Aim of the exercise:
Extract all lines that hold "text" from the records below.

[Data records]
****************

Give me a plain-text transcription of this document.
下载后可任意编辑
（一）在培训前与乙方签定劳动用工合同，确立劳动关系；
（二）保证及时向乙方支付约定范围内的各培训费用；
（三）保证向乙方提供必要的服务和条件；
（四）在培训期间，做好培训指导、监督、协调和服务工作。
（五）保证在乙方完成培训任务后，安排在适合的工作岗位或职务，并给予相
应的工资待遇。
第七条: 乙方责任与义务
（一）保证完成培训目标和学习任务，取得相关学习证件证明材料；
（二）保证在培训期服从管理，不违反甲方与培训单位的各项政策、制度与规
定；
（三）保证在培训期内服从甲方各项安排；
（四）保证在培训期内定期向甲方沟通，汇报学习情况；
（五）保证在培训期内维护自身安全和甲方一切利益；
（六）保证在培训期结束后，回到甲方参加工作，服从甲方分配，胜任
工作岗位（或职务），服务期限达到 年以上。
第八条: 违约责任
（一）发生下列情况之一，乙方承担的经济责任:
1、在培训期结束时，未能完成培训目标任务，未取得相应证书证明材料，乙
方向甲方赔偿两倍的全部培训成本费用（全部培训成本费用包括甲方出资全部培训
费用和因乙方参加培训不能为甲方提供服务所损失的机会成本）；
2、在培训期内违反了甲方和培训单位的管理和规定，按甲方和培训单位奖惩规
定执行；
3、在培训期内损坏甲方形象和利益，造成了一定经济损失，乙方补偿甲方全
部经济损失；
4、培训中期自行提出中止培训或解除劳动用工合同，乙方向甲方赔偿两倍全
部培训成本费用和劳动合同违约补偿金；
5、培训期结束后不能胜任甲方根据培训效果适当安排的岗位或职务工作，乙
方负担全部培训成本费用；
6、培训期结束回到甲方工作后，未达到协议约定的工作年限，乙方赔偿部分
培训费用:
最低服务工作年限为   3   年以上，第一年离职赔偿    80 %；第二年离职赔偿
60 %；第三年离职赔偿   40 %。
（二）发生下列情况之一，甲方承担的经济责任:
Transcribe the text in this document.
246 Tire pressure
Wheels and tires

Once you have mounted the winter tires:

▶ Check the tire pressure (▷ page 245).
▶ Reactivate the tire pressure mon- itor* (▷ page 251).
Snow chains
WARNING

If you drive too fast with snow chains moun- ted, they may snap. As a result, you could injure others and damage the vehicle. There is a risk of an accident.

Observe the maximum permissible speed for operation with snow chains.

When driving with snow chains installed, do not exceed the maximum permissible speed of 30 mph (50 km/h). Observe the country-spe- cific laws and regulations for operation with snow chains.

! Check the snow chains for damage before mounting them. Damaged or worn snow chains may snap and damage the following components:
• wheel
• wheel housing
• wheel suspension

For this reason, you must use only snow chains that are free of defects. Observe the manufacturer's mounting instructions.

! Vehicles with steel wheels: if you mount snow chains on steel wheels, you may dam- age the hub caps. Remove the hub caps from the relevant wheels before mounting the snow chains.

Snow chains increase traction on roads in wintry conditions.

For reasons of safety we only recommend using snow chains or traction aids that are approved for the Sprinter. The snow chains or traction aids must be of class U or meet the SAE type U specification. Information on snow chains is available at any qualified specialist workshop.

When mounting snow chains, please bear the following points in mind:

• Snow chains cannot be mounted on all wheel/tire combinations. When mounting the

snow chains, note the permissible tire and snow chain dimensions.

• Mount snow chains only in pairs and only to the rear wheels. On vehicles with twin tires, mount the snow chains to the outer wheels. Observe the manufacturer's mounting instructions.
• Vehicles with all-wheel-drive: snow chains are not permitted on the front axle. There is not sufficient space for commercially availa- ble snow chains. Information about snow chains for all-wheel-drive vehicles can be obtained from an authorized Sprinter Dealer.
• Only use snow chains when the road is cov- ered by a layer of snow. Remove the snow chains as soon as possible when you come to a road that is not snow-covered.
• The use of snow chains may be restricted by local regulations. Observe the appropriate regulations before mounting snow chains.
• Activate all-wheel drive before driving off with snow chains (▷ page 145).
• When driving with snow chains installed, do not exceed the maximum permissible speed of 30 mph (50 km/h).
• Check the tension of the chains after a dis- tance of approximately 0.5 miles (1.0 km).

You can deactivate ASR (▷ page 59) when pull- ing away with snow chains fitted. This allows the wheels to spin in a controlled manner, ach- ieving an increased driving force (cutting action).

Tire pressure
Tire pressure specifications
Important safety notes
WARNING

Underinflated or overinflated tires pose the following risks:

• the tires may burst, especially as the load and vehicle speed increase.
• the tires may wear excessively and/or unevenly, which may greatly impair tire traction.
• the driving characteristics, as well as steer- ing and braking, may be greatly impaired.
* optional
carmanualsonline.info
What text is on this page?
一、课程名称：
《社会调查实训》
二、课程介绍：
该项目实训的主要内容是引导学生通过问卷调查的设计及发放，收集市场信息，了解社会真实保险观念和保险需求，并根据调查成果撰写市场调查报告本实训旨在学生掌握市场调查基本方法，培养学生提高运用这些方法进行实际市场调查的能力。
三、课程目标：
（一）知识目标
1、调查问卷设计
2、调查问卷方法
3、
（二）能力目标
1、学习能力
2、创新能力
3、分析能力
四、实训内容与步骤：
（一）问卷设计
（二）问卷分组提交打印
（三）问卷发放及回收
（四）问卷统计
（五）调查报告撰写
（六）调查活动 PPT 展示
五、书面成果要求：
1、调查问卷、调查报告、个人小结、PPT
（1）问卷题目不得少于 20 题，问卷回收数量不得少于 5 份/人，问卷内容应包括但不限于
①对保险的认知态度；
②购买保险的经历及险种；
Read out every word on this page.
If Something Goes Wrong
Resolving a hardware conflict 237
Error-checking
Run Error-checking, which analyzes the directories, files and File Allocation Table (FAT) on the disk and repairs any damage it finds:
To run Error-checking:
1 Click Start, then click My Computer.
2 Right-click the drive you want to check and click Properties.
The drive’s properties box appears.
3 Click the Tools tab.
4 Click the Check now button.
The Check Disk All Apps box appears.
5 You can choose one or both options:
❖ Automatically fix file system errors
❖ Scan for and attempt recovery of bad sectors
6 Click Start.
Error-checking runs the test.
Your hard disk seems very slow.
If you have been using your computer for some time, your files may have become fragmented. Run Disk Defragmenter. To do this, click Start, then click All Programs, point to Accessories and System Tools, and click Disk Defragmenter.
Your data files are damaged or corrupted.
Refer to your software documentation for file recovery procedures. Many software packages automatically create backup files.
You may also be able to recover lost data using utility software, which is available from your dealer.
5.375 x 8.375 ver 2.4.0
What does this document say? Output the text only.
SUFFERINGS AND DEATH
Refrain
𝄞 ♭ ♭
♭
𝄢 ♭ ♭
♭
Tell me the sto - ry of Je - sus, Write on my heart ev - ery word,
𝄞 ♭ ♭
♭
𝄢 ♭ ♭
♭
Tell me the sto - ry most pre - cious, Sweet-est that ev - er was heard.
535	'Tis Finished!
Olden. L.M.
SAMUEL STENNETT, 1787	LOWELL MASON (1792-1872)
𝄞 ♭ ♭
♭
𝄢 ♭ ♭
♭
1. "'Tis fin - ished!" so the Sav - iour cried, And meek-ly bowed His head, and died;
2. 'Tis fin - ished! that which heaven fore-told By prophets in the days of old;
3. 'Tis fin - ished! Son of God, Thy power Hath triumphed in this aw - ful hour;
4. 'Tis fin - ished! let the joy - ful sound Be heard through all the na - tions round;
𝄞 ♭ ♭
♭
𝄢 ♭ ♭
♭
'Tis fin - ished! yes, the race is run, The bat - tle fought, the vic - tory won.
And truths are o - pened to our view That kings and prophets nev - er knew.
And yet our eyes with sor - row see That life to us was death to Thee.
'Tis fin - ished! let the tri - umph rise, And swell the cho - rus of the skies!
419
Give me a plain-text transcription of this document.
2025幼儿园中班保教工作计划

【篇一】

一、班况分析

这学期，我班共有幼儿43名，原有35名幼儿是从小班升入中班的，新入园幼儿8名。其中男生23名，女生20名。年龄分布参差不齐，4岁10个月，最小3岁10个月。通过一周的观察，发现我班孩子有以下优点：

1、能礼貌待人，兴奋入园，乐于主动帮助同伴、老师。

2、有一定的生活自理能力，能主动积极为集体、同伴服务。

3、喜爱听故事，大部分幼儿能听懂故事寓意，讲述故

****************

Response to the exercise:
Give me a plain-text transcription of this document.
Transcribe the text in this document.
What text is on this page?
What does this document say? Output the text only.
Give me a plain-text transcription of this document.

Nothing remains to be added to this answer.